* Start SUPPLIED MATERIAL *
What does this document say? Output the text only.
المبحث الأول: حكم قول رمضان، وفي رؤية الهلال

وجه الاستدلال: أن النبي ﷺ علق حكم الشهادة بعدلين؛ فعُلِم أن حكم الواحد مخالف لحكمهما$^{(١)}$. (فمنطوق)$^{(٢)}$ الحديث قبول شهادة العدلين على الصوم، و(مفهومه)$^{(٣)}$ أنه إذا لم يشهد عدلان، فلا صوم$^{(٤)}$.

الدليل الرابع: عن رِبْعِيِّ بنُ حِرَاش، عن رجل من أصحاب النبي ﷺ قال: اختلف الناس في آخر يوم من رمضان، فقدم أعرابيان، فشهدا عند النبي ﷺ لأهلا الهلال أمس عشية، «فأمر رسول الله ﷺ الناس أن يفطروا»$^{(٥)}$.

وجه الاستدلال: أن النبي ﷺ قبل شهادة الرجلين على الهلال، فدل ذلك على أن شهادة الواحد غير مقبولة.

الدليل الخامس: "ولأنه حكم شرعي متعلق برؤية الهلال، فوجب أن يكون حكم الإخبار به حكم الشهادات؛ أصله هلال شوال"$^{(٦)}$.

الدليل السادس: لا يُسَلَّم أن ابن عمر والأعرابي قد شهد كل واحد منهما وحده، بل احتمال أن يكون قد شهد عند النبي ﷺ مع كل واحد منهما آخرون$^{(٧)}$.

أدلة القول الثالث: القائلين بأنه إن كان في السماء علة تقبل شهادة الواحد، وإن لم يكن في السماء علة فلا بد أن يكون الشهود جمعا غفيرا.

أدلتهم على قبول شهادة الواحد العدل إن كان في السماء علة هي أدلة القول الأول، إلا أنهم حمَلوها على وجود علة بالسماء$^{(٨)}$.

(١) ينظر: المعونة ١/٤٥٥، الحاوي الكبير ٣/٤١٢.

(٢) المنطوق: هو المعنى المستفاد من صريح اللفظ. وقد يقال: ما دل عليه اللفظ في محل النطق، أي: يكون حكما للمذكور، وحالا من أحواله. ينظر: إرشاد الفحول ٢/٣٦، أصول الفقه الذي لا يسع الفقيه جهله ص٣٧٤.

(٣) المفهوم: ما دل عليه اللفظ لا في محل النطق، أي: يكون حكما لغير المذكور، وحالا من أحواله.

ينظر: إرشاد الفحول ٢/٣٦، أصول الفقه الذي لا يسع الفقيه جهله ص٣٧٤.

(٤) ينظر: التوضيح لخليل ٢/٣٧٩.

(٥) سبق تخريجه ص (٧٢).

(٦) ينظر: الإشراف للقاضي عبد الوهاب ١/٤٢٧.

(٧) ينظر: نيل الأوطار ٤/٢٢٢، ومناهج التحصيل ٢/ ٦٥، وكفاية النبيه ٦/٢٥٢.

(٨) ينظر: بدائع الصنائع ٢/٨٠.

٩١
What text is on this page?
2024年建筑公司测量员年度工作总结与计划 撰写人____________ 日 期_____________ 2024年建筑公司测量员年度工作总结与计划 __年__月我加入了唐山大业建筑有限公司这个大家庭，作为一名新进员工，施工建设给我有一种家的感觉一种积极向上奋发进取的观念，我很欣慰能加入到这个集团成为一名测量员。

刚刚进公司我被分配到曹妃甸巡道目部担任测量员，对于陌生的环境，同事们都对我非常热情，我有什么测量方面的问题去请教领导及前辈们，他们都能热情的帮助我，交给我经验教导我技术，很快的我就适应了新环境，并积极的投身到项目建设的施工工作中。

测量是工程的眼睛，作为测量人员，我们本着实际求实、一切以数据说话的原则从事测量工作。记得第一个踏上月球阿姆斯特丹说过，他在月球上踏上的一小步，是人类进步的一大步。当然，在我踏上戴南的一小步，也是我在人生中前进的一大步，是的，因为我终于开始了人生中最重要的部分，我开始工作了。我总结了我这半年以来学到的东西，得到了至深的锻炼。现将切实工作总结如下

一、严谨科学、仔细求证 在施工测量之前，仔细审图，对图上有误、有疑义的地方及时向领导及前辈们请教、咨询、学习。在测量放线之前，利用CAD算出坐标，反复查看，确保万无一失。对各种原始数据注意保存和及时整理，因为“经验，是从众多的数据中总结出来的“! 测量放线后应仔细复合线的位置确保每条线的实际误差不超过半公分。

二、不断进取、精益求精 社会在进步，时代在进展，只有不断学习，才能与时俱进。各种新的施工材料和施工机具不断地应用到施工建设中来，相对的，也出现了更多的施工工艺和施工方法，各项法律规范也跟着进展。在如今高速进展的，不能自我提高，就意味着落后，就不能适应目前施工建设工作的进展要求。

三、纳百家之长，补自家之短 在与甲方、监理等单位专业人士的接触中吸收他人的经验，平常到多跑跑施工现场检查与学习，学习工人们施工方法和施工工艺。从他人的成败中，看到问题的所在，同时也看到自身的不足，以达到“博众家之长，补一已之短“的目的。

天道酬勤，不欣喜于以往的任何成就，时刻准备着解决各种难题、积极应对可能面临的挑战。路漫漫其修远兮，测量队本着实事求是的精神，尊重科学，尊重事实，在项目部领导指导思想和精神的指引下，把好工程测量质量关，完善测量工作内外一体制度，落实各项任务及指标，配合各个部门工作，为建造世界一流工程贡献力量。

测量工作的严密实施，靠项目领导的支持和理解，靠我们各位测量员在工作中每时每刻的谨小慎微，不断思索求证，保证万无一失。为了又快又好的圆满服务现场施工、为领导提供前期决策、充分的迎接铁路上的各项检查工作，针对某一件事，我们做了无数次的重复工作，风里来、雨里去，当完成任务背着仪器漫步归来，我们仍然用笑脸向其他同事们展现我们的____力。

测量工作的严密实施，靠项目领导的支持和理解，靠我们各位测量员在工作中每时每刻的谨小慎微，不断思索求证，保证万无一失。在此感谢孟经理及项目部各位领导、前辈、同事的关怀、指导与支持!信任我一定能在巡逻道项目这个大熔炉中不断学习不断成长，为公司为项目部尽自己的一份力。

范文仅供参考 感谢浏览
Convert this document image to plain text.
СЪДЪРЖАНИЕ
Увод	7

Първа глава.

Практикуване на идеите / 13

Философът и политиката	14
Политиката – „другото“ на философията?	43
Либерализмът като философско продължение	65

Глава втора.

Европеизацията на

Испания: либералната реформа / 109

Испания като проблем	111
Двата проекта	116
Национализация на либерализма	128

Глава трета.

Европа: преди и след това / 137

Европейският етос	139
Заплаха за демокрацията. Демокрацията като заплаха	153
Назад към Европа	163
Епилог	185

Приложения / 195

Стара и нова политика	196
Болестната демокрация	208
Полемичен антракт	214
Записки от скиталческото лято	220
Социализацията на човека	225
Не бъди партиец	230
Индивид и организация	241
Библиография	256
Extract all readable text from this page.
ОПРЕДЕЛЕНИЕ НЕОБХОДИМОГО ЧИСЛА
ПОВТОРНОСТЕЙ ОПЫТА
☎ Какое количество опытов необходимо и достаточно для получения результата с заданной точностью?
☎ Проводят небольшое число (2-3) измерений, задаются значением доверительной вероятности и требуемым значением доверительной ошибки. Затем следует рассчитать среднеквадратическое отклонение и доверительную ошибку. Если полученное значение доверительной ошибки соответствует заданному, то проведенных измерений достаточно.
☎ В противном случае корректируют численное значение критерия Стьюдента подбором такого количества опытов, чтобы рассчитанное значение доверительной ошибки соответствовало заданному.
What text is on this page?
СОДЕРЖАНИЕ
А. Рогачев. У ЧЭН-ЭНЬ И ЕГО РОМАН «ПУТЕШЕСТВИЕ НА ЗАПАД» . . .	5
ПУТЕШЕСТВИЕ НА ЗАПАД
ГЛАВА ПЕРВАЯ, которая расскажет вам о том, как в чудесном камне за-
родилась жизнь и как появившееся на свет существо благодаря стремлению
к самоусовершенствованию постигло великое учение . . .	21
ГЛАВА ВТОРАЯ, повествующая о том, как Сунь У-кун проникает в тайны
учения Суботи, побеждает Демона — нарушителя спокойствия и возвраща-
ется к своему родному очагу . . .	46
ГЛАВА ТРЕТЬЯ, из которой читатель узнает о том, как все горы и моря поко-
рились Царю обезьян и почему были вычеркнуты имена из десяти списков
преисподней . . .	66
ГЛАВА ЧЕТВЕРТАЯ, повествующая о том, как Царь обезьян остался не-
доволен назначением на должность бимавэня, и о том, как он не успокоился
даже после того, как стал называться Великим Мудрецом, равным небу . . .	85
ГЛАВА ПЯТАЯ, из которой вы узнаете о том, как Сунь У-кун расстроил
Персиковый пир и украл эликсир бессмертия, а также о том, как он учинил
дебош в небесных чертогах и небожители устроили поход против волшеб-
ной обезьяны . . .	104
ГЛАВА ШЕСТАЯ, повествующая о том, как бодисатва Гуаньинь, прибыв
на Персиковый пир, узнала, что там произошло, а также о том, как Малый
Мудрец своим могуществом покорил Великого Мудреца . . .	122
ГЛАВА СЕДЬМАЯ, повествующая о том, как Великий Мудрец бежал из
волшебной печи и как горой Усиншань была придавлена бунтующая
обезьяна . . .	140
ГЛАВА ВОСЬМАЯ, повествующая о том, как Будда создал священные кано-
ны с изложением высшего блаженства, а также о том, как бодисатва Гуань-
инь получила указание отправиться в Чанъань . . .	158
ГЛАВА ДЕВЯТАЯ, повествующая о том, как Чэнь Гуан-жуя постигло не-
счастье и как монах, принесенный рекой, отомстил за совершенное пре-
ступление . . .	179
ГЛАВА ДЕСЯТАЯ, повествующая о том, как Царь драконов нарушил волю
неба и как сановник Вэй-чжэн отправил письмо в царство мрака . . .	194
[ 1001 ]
* End SUPPLIED MATERIAL *
OBJECTIVE >>
Examine the listing and say how many of its lines contain the string "также". Give the number alone.

REPLY TO THE EXERCISE >>
3